> Work order
Answer these questions using the patent excerpt below:
(a) Which transportable media does it list as examples of a computer-readable medium?
(b) By what does it say the invention is limited?
(c) What does step (D) of claim 1 provide?

> Quoted passage
It should be understood that the present invention is not limited to use with any particular computer platform, computer processor, or high-level programming language. Although aspects of the present invention are discussed above as being implemented in a programmed processor, elements of the invention may be implemented in software, hardware, firmware, or any combination thereof. The various elements of the invention, either individually or in combination, may be implemented as a computer program product tangibly embodied in a machine-readable storage device for execution by a computer processor such as the [0034] processor 16 shown in FIG. 1. Various steps of embodiments of the invention, such as those described above and illustrated using flow charts, may be performed by a computer processor executing a program (i.e., software or firmware) tangibly embodied on a computer-readable medium to perform functions by operating on input and generating output. The computer-readable medium may be a memory in the host computer 1 (FIG. 1), or a transportable medium such as a compact disk, a floppy disk, or a diskette, such that a computer program embodying the aspect of the present invention can be loaded onto any computer. The computer program is not limited to any particular embodiment and may, for example, include an application program, foreground or background process, driver, or any combination thereof, executing on a single computer processor or multiple computer processors. Computer programming languages suitable for implementing such a system include procedural programming languages, object-oriented programming languages, and any combination thereof.
Having described several embodiments of the invention in detail, various modifications and improvement will readily occur to those skilled in the art. Such modifications and improvements are intended to be within the spirit and scope of the invention. Accordingly, the foregoing description is by way of example only, and is not intended as limiting. The invention is limited only as defined by the following claims and the equivalents thereto. [0035]
What is claimed is: [0036]

Claims

1. In a computer system including a host computer and at least one computer system resource, a method of detecting changes in a configuration of the computer system, the method comprising steps of:

(A) storing information relating to a reference configuration of the computer system at a first point in time;

(B) determining a current configuration of the computer system at a second point in time;

(C) comparing the current configuration of the computer system with the reference configuration to determine whether the current configuration differs from the reference configuration; and

(D) providing an indication when the current configuration of the computer system differs from the reference configuration.

Extracted data entries:
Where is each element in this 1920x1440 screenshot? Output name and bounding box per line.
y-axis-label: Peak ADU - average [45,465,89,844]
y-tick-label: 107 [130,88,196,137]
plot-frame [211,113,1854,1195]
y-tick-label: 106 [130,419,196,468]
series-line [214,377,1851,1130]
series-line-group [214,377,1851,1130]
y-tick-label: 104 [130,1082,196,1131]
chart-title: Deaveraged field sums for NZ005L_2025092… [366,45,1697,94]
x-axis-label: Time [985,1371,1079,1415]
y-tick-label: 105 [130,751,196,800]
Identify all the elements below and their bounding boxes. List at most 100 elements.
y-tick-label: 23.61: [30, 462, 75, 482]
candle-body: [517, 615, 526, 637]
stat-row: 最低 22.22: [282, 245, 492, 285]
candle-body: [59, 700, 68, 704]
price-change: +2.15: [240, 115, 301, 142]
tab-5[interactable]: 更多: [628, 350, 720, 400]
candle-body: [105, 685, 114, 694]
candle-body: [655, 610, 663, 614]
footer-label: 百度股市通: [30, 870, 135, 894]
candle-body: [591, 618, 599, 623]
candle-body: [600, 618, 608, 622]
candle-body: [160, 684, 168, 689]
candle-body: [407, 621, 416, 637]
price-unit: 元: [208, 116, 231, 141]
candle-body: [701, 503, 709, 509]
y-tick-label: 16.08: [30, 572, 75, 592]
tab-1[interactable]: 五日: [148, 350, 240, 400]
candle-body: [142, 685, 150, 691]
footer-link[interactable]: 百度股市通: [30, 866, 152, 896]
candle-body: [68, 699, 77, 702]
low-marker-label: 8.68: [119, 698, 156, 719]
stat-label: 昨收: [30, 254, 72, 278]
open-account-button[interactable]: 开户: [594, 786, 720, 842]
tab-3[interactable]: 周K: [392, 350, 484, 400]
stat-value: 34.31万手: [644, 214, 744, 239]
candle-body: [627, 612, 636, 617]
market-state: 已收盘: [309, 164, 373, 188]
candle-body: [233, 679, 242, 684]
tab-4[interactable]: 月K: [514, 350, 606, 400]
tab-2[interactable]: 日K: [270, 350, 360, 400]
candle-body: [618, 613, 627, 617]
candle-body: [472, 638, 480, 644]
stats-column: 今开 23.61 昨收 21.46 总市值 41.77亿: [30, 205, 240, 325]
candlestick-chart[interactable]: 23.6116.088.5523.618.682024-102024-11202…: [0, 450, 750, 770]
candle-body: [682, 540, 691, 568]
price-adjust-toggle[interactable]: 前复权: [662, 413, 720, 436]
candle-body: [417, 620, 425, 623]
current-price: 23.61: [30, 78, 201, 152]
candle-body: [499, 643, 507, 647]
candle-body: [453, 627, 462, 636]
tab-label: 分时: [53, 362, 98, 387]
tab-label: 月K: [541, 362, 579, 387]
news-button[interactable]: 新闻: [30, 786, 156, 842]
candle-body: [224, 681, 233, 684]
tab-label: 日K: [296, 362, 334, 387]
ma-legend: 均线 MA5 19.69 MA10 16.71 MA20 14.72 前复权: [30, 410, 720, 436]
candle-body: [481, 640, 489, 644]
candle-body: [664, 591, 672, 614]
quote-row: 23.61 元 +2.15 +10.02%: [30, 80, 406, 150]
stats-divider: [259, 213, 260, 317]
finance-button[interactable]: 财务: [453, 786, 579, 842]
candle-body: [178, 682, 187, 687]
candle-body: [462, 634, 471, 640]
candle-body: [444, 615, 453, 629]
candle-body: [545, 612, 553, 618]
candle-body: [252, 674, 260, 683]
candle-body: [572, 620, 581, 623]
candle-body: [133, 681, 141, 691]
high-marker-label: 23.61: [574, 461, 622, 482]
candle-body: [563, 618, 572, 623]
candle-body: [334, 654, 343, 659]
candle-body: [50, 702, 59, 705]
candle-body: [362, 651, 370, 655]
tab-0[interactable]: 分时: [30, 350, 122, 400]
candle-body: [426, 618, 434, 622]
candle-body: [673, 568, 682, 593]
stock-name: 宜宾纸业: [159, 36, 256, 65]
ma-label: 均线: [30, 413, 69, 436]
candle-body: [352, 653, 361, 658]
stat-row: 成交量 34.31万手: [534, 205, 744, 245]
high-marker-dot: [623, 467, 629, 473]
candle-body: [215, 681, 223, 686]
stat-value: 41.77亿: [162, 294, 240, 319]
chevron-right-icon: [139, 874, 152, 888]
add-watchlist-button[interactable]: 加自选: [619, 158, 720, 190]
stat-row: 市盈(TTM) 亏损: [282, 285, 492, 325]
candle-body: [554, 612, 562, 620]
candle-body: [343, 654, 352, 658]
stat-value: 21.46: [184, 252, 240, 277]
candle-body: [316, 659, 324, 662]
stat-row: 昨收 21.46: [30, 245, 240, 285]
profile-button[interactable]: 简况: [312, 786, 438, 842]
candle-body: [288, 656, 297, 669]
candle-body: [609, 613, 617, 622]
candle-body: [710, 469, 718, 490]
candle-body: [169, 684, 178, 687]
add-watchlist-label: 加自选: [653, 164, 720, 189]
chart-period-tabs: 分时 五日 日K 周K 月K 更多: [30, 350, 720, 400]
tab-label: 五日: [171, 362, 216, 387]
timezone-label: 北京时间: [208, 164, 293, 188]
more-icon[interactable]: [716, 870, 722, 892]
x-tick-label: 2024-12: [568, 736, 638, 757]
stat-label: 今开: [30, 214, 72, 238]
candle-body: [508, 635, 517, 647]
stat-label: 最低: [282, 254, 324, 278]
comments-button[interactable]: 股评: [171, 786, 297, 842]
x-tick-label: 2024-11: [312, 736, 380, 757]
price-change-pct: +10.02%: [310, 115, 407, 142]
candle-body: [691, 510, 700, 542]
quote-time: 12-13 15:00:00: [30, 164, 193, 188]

> Task output
(a) A compact disk, a floppy disk, or a diskette.
(b) Only by the following claims and the equivalents thereto.
(c) An indication when the current configuration of the computer system differs from the reference configuration.